Given text =>
◇ ◇ ◇ ◇
So all was well, except that something was missing. There was no Europe in SOD14.

We did our best to stay in touch with our European brothers- and sisters-in-arms. We had our only keynote in English – with Wikimedia Germany’s Adam Shorland telling us about Wikidata. I personally called EPSI, DG CNECT’s initiative for promoting open data across the European Union, and asked them for support – not in the form of money, which we can’t accept anyway, but embodied in someone to come to our gathering and say “you are not alone, we are happy you are doing this work”. Even though we had updated and verified the EPSI scoreboard for Italy during 2013, nobody showed up at SOD14 to say “thank you” in person: they agreed to do so initially, but then they decided they were covered by Matteo Brunati, EPSI’s correspondent for Italy, present at SOD14.

Dear European Commission, as a European patriot and  an open data activist, I feel it is my duty to let you know you’ve wasted an opportunity, and to advise you never to do that again. In SOD14 we were not discussing Italian open data problems. All our problems were at least European. For example, we had a fascinating session about open data in archeology and cultural heritage. Italy is hardly the only European country to deal with these kinds of issues; we are struggling with very conservative cultural institutions here, and could benefit a lot from comparing notes with people doing equivalent work in, say, Greece or France. That’s where you could have made a difference – but didn’t. I could make ten more examples like this from SOD14 alone, and so could you.
◇ ◇ ◇ ◇
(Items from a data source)
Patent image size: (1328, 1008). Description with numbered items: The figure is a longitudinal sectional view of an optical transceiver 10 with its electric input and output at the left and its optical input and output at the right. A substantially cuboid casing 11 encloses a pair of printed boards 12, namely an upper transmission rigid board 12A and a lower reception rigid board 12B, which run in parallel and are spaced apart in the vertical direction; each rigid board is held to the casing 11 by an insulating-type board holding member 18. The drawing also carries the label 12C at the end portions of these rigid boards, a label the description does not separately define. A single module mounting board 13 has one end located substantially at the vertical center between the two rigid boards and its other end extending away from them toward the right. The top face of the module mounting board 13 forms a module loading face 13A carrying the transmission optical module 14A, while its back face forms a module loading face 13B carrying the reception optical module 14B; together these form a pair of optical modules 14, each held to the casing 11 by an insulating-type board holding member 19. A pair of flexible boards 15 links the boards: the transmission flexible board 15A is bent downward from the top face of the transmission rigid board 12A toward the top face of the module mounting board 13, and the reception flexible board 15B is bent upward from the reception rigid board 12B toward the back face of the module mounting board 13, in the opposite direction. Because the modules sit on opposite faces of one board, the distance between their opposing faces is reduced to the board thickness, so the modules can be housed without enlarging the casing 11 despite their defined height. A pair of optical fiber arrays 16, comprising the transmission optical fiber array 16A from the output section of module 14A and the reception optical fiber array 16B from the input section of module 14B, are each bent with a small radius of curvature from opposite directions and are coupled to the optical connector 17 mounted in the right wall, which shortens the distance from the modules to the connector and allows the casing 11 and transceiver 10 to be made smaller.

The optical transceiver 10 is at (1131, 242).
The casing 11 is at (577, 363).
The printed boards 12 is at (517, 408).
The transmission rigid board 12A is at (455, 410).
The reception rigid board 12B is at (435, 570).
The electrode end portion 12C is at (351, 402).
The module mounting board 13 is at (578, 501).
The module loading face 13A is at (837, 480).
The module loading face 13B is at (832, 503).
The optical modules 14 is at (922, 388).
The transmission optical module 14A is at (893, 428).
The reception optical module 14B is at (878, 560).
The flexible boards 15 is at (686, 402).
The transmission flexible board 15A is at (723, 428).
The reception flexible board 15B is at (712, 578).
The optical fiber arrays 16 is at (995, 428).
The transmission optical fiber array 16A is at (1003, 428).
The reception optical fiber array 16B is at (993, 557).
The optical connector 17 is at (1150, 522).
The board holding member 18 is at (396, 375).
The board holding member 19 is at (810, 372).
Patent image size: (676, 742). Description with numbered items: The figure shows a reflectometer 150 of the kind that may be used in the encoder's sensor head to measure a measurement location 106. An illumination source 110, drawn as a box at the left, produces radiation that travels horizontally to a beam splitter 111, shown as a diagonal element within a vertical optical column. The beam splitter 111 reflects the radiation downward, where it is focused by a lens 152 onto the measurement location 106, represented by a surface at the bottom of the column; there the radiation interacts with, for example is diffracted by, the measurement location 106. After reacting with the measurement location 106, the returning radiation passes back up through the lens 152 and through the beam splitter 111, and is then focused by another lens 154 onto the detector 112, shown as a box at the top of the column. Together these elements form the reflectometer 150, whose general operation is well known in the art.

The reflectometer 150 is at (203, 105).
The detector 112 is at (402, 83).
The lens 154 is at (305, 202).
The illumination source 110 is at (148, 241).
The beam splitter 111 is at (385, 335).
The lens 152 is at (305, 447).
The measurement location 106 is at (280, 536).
◇ ◇ ◇ ◇
Problem to work on => Reproduce the part of the text on SOD14 word for word, starting at "So all was well, except" and ending at "present at SOD14.". The records are separate material and have nothing to do with the text on SOD14.

Written reply =>
So all was well, except that something was missing. There was no Europe in SOD14.

We did our best to stay in touch with our European brothers- and sisters-in-arms. We had our only keynote in English – with Wikimedia Germany’s Adam Shorland telling us about Wikidata. I personally called EPSI, DG CNECT’s initiative for promoting open data across the European Union, and asked them for support – not in the form of money, which we can’t accept anyway, but embodied in someone to come to our gathering and say “you are not alone, we are happy you are doing this work”. Even though we had updated and verified the EPSI scoreboard for Italy during 2013, nobody showed up at SOD14 to say “thank you” in person: they agreed to do so initially, but then they decided they were covered by Matteo Brunati, EPSI’s correspondent for Italy, present at SOD14.